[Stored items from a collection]
________________________________________

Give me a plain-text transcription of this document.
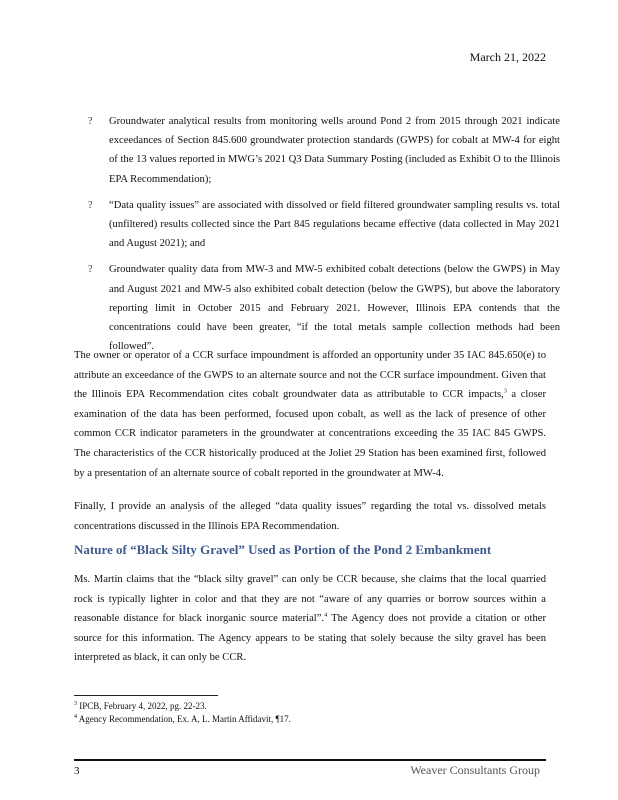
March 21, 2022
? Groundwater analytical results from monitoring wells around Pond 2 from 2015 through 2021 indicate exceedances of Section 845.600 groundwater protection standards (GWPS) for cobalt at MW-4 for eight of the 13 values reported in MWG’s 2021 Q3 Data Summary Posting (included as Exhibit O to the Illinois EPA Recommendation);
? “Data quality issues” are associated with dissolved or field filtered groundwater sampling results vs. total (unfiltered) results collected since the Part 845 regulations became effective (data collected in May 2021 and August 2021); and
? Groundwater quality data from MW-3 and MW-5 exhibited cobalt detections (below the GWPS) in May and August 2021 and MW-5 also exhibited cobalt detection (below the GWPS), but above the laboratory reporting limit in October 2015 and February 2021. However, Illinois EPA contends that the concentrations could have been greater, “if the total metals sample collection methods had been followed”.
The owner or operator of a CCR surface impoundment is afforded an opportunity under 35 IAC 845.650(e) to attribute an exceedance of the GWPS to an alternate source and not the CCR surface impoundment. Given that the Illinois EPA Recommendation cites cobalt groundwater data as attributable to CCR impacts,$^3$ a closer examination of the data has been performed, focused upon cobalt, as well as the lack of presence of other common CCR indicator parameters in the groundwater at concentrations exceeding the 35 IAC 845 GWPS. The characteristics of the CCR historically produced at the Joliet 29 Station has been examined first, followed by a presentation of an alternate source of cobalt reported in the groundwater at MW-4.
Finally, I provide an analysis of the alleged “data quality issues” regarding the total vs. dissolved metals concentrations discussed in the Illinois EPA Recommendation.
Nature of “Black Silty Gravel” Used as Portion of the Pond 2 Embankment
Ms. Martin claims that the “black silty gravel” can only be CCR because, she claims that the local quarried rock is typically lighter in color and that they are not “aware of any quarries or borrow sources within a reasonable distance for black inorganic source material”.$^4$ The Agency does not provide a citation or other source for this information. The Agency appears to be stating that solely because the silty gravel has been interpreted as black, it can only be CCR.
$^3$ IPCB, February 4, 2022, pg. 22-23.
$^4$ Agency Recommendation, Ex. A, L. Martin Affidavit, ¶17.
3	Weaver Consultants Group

________________________________________

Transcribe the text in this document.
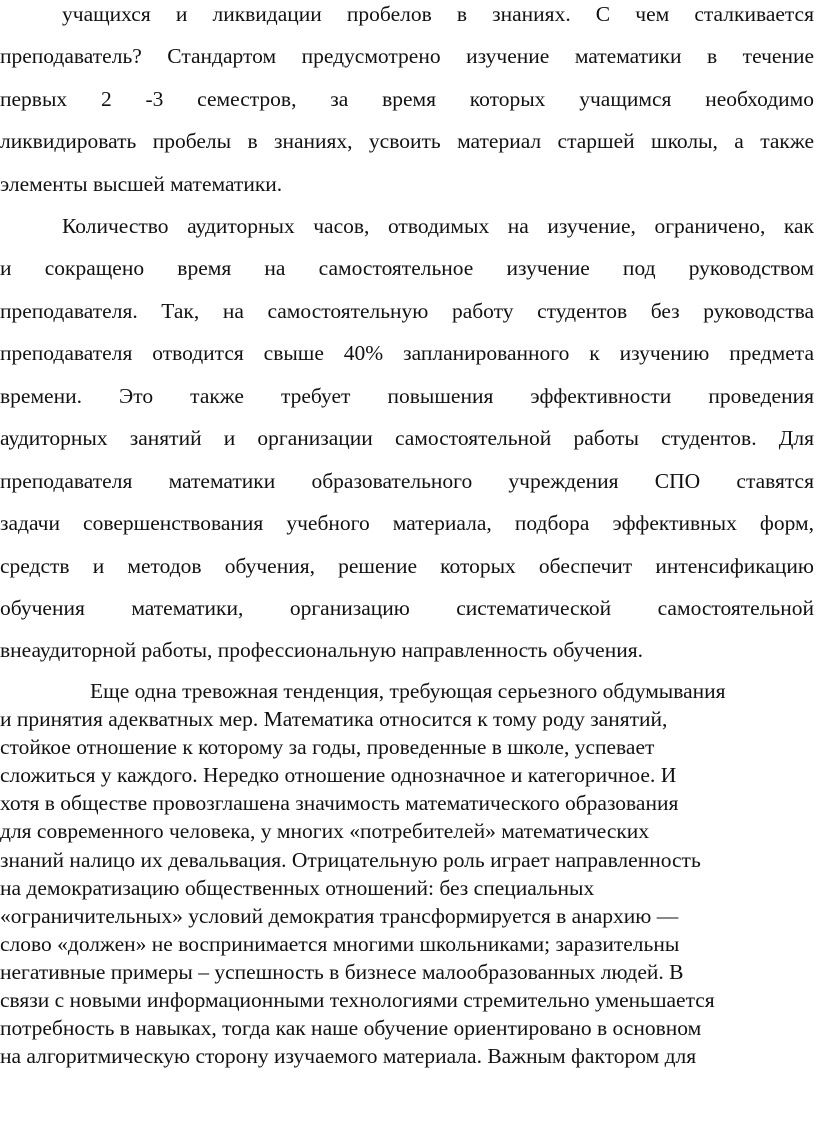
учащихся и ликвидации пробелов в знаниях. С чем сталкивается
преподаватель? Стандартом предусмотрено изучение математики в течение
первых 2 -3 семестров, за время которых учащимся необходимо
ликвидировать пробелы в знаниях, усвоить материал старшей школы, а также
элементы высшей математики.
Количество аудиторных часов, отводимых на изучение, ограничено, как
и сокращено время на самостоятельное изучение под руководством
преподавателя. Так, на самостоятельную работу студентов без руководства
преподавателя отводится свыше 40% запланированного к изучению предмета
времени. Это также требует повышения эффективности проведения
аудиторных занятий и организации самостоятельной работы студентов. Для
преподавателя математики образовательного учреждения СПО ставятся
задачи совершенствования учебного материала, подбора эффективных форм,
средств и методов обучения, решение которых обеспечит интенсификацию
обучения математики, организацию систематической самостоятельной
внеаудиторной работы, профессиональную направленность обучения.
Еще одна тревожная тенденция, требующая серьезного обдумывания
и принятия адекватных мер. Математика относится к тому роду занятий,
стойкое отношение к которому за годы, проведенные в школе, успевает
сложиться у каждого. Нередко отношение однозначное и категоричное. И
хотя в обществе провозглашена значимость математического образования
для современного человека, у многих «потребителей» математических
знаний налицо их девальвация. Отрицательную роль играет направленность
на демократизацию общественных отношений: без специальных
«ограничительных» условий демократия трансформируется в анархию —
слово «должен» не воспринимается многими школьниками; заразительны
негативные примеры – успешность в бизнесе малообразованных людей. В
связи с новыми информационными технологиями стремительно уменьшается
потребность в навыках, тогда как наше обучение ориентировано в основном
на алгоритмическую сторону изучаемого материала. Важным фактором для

________________________________________

Locate the lines above that hold the word "отношение". Show every one of them.

• _Task response_:
стойкое отношение к которому за годы, проведенные в школе, успевает
сложиться у каждого. Нередко отношение однозначное и категоричное. И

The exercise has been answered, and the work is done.